What is asked »
Lines that contain the string "icon" are to be copied; leave out all others.

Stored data
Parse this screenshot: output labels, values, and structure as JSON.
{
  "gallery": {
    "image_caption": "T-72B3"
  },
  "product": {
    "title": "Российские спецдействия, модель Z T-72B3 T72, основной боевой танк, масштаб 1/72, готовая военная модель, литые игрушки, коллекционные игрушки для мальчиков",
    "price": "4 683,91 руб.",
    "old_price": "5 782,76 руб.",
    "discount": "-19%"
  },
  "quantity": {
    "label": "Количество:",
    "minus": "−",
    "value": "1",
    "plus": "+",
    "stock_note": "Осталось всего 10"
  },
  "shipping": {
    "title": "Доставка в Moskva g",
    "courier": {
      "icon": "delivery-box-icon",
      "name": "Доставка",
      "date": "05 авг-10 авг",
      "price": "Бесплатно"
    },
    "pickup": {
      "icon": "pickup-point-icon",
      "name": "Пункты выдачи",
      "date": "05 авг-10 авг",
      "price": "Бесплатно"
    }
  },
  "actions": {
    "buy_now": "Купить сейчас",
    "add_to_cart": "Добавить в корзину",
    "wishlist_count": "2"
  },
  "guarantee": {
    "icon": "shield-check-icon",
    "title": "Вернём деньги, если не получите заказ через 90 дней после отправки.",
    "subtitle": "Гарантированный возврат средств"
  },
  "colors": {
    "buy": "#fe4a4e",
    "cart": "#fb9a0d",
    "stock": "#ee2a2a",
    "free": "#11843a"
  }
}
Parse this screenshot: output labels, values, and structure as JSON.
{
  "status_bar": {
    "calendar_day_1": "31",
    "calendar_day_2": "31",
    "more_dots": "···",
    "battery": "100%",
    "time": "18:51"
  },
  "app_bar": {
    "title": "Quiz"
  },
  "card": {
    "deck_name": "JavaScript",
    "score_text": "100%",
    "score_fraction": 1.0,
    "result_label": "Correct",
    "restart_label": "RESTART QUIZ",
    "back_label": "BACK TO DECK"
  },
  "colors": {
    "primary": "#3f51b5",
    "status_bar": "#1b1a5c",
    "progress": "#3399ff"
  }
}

Complete response »
      "icon": "delivery-box-icon",
      "icon": "pickup-point-icon",
    "icon": "shield-check-icon",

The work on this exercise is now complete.